Task
Extract each line of the material that follows exactly and omit its pictures.

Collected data
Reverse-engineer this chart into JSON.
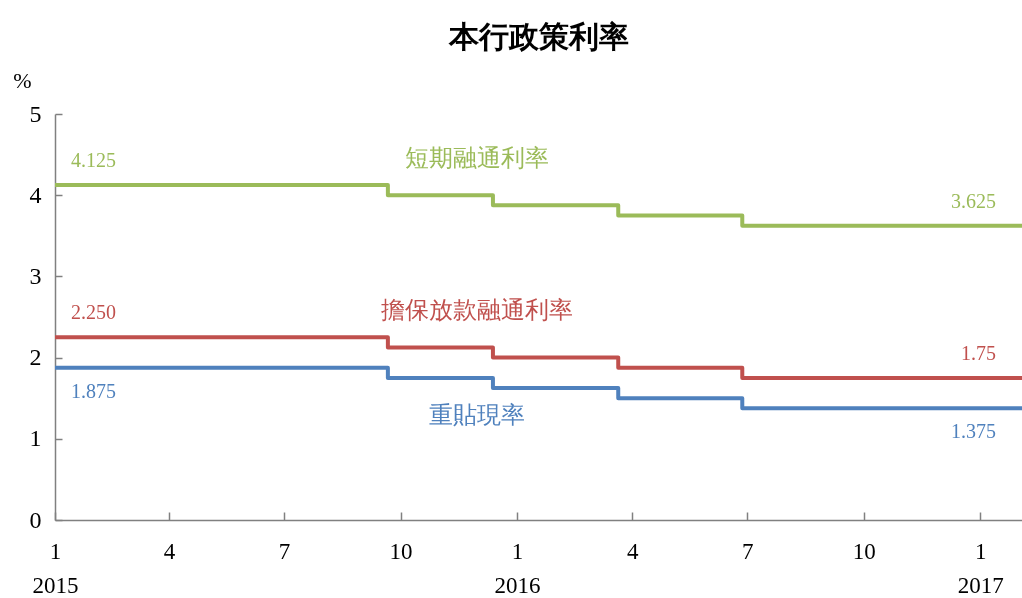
{
  "chart_data": {
    "type": "step",
    "title": "本行政策利率",
    "ylabel": "%",
    "x": [
      "2015-01-01",
      "2015-09-21",
      "2015-12-13",
      "2016-03-21",
      "2016-06-27",
      "2017-02-03"
    ],
    "xlim": [
      "2015-01-01",
      "2017-02-03"
    ],
    "xticks": [
      {
        "value": "2015-01-01",
        "label": "1\n2015"
      },
      {
        "value": "2015-04-01",
        "label": "4"
      },
      {
        "value": "2015-07-01",
        "label": "7"
      },
      {
        "value": "2015-10-01",
        "label": "10"
      },
      {
        "value": "2016-01-01",
        "label": "1\n2016"
      },
      {
        "value": "2016-04-01",
        "label": "4"
      },
      {
        "value": "2016-07-01",
        "label": "7"
      },
      {
        "value": "2016-10-01",
        "label": "10"
      },
      {
        "value": "2017-01-01",
        "label": "1\n2017"
      }
    ],
    "ylim": [
      0,
      5
    ],
    "yticks": [
      0,
      1,
      2,
      3,
      4,
      5
    ],
    "series": [
      {
        "name": "短期融通利率",
        "color": "#9bbb59",
        "values": [
          4.125,
          4.0,
          3.875,
          3.75,
          3.625,
          3.625
        ],
        "value_labels": [
          "4.125",
          null,
          null,
          null,
          null,
          "3.625"
        ]
      },
      {
        "name": "擔保放款融通利率",
        "color": "#c0504d",
        "values": [
          2.25,
          2.125,
          2.0,
          1.875,
          1.75,
          1.75
        ],
        "value_labels": [
          "2.250",
          null,
          null,
          null,
          null,
          "1.75"
        ]
      },
      {
        "name": "重貼現率",
        "color": "#4f81bd",
        "values": [
          1.875,
          1.75,
          1.625,
          1.5,
          1.375,
          1.375
        ],
        "value_labels": [
          "1.875",
          null,
          null,
          null,
          null,
          "1.375"
        ]
      }
    ],
    "legend": false
  }
}
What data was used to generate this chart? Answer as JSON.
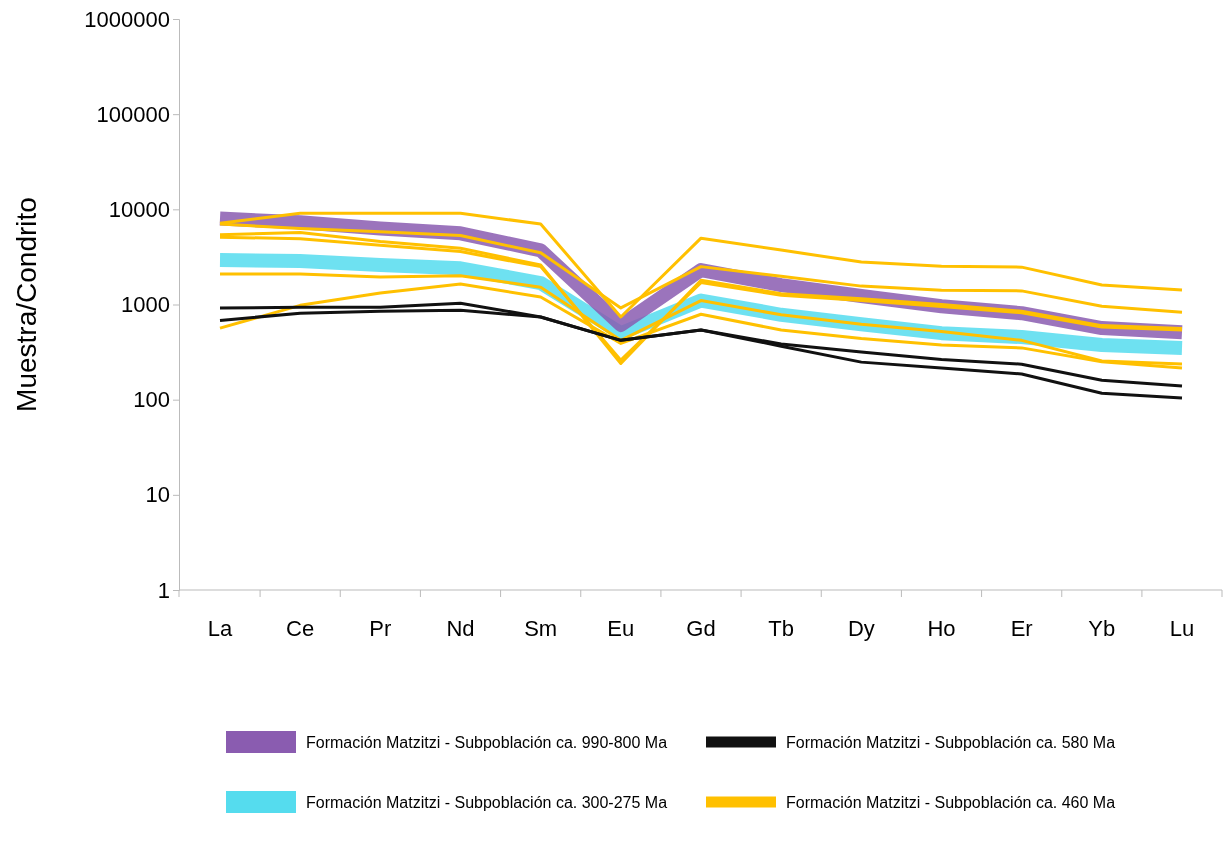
{
  "chart_data": {
    "type": "line",
    "ylabel": "Muestra/Condrito",
    "categories": [
      "La",
      "Ce",
      "Pr",
      "Nd",
      "Sm",
      "Eu",
      "Gd",
      "Tb",
      "Dy",
      "Ho",
      "Er",
      "Yb",
      "Lu"
    ],
    "log": "y",
    "ylim": [
      1,
      1000000
    ],
    "yticks": [
      1,
      10,
      100,
      1000,
      10000,
      100000,
      1000000
    ],
    "grid": false,
    "legend": "bottom",
    "marker": "none",
    "line_style": "solid",
    "series": [
      {
        "name": "Formación Matzitzi - Subpoblación ca. 990-800 Ma",
        "color": "#8a5cb0",
        "values": [
          8000,
          7300,
          6300,
          5600,
          3700,
          610,
          2300,
          1600,
          1230,
          960,
          810,
          565,
          510
        ]
      },
      {
        "name": "Formación Matzitzi - Subpoblación ca. 300-275 Ma",
        "color": "#55dcee",
        "values": [
          2930,
          2860,
          2600,
          2400,
          1680,
          500,
          1100,
          780,
          620,
          500,
          455,
          375,
          350
        ]
      },
      {
        "name": "Formación Matzitzi - Subpoblación ca. 580 Ma",
        "color": "#111111",
        "values": [
          920,
          935,
          935,
          1030,
          740,
          420,
          540,
          385,
          316,
          265,
          236,
          160,
          139
        ]
      },
      {
        "color": "#111111",
        "values": [
          680,
          810,
          850,
          870,
          740,
          420,
          540,
          365,
          248,
          215,
          186,
          117,
          104
        ]
      },
      {
        "name": "Formación Matzitzi - Subpoblación ca. 460 Ma",
        "color": "#ffc000",
        "values": [
          7160,
          9120,
          9120,
          9120,
          7000,
          740,
          4980,
          3730,
          2790,
          2530,
          2470,
          1600,
          1420
        ]
      },
      {
        "color": "#ffc000",
        "values": [
          7000,
          6300,
          5800,
          5300,
          3500,
          920,
          2500,
          1980,
          1560,
          1410,
          1390,
          960,
          830
        ]
      },
      {
        "color": "#ffc000",
        "values": [
          5400,
          5700,
          4600,
          3900,
          2600,
          240,
          1800,
          1300,
          1150,
          1000,
          850,
          600,
          560
        ]
      },
      {
        "color": "#ffc000",
        "values": [
          5100,
          4900,
          4200,
          3600,
          2500,
          260,
          1700,
          1250,
          1100,
          950,
          820,
          580,
          540
        ]
      },
      {
        "color": "#ffc000",
        "values": [
          2090,
          2090,
          1940,
          2000,
          1520,
          420,
          1100,
          780,
          620,
          520,
          420,
          255,
          237
        ]
      },
      {
        "color": "#ffc000",
        "values": [
          565,
          980,
          1320,
          1640,
          1200,
          390,
          790,
          540,
          440,
          375,
          350,
          250,
          215
        ]
      }
    ]
  }
}
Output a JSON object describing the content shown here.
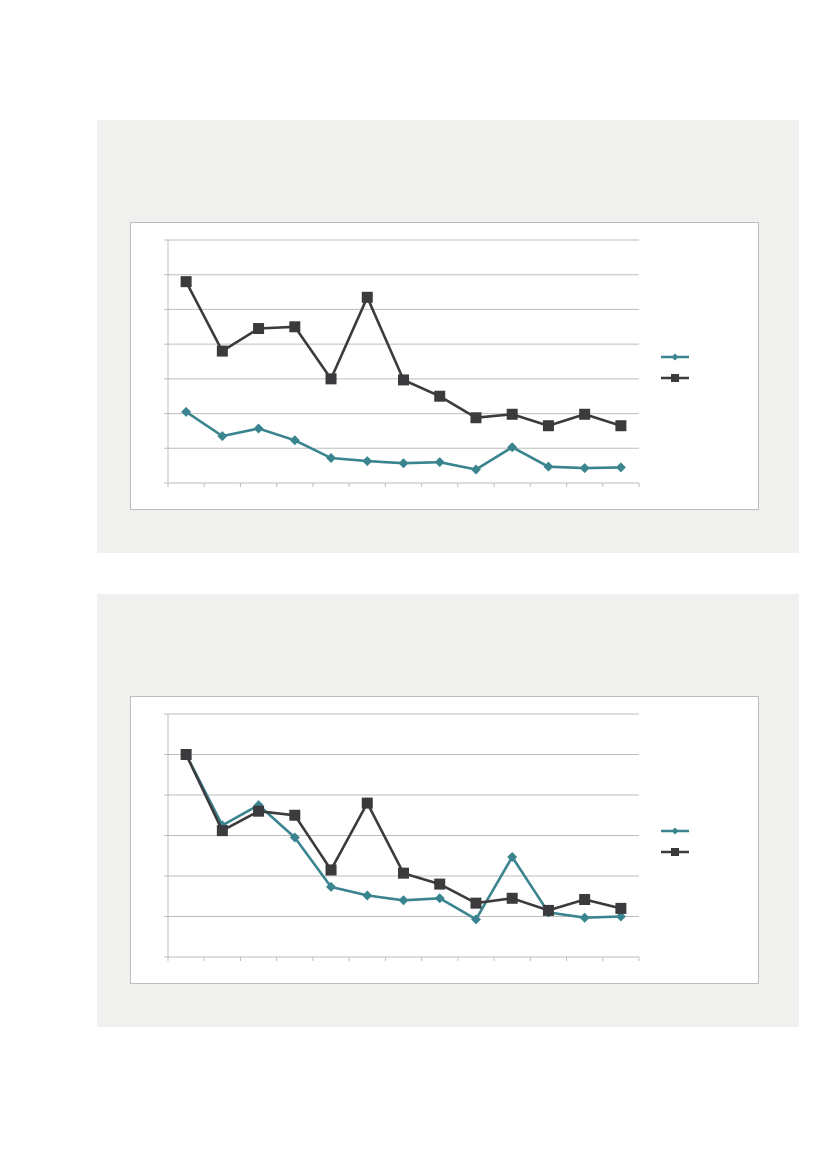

Output for this exercise
Reverse-engineer this chart into JSON.
{
  "chart_data": {
    "type": "step",
    "title": "本行政策利率",
    "ylabel": "%",
    "x": [
      "2015-01-01",
      "2015-09-21",
      "2015-12-13",
      "2016-03-21",
      "2016-06-27",
      "2017-02-03"
    ],
    "xlim": [
      "2015-01-01",
      "2017-02-03"
    ],
    "xticks": [
      {
        "value": "2015-01-01",
        "label": "1\n2015"
      },
      {
        "value": "2015-04-01",
        "label": "4"
      },
      {
        "value": "2015-07-01",
        "label": "7"
      },
      {
        "value": "2015-10-01",
        "label": "10"
      },
      {
        "value": "2016-01-01",
        "label": "1\n2016"
      },
      {
        "value": "2016-04-01",
        "label": "4"
      },
      {
        "value": "2016-07-01",
        "label": "7"
      },
      {
        "value": "2016-10-01",
        "label": "10"
      },
      {
        "value": "2017-01-01",
        "label": "1\n2017"
      }
    ],
    "ylim": [
      0,
      5
    ],
    "yticks": [
      0,
      1,
      2,
      3,
      4,
      5
    ],
    "series": [
      {
        "name": "短期融通利率",
        "color": "#9bbb59",
        "values": [
          4.125,
          4.0,
          3.875,
          3.75,
          3.625,
          3.625
        ],
        "value_labels": [
          "4.125",
          null,
          null,
          null,
          null,
          "3.625"
        ]
      },
      {
        "name": "擔保放款融通利率",
        "color": "#c0504d",
        "values": [
          2.25,
          2.125,
          2.0,
          1.875,
          1.75,
          1.75
        ],
        "value_labels": [
          "2.250",
          null,
          null,
          null,
          null,
          "1.75"
        ]
      },
      {
        "name": "重貼現率",
        "color": "#4f81bd",
        "values": [
          1.875,
          1.75,
          1.625,
          1.5,
          1.375,
          1.375
        ],
        "value_labels": [
          "1.875",
          null,
          null,
          null,
          null,
          "1.375"
        ]
      }
    ],
    "legend": false
  }
}
What data was used to generate this chart? Answer as JSON.
{
  "chart_data": {
    "type": "line",
    "ylabel": "Muestra/Condrito",
    "categories": [
      "La",
      "Ce",
      "Pr",
      "Nd",
      "Sm",
      "Eu",
      "Gd",
      "Tb",
      "Dy",
      "Ho",
      "Er",
      "Yb",
      "Lu"
    ],
    "log": "y",
    "ylim": [
      1,
      1000000
    ],
    "yticks": [
      1,
      10,
      100,
      1000,
      10000,
      100000,
      1000000
    ],
    "grid": false,
    "legend": "bottom",
    "marker": "none",
    "line_style": "solid",
    "series": [
      {
        "name": "Formación Matzitzi - Subpoblación ca. 990-800 Ma",
        "color": "#8a5cb0",
        "values": [
          8000,
          7300,
          6300,
          5600,
          3700,
          610,
          2300,
          1600,
          1230,
          960,
          810,
          565,
          510
        ]
      },
      {
        "name": "Formación Matzitzi - Subpoblación ca. 300-275 Ma",
        "color": "#55dcee",
        "values": [
          2930,
          2860,
          2600,
          2400,
          1680,
          500,
          1100,
          780,
          620,
          500,
          455,
          375,
          350
        ]
      },
      {
        "name": "Formación Matzitzi - Subpoblación ca. 580 Ma",
        "color": "#111111",
        "values": [
          920,
          935,
          935,
          1030,
          740,
          420,
          540,
          385,
          316,
          265,
          236,
          160,
          139
        ]
      },
      {
        "color": "#111111",
        "values": [
          680,
          810,
          850,
          870,
          740,
          420,
          540,
          365,
          248,
          215,
          186,
          117,
          104
        ]
      },
      {
        "name": "Formación Matzitzi - Subpoblación ca. 460 Ma",
        "color": "#ffc000",
        "values": [
          7160,
          9120,
          9120,
          9120,
          7000,
          740,
          4980,
          3730,
          2790,
          2530,
          2470,
          1600,
          1420
        ]
      },
      {
        "color": "#ffc000",
        "values": [
          7000,
          6300,
          5800,
          5300,
          3500,
          920,
          2500,
          1980,
          1560,
          1410,
          1390,
          960,
          830
        ]
      },
      {
        "color": "#ffc000",
        "values": [
          5400,
          5700,
          4600,
          3900,
          2600,
          240,
          1800,
          1300,
          1150,
          1000,
          850,
          600,
          560
        ]
      },
      {
        "color": "#ffc000",
        "values": [
          5100,
          4900,
          4200,
          3600,
          2500,
          260,
          1700,
          1250,
          1100,
          950,
          820,
          580,
          540
        ]
      },
      {
        "color": "#ffc000",
        "values": [
          2090,
          2090,
          1940,
          2000,
          1520,
          420,
          1100,
          780,
          620,
          520,
          420,
          255,
          237
        ]
      },
      {
        "color": "#ffc000",
        "values": [
          565,
          980,
          1320,
          1640,
          1200,
          390,
          790,
          540,
          440,
          375,
          350,
          250,
          215
        ]
      }
    ]
  }
}
Output a JSON object describing the content shown here.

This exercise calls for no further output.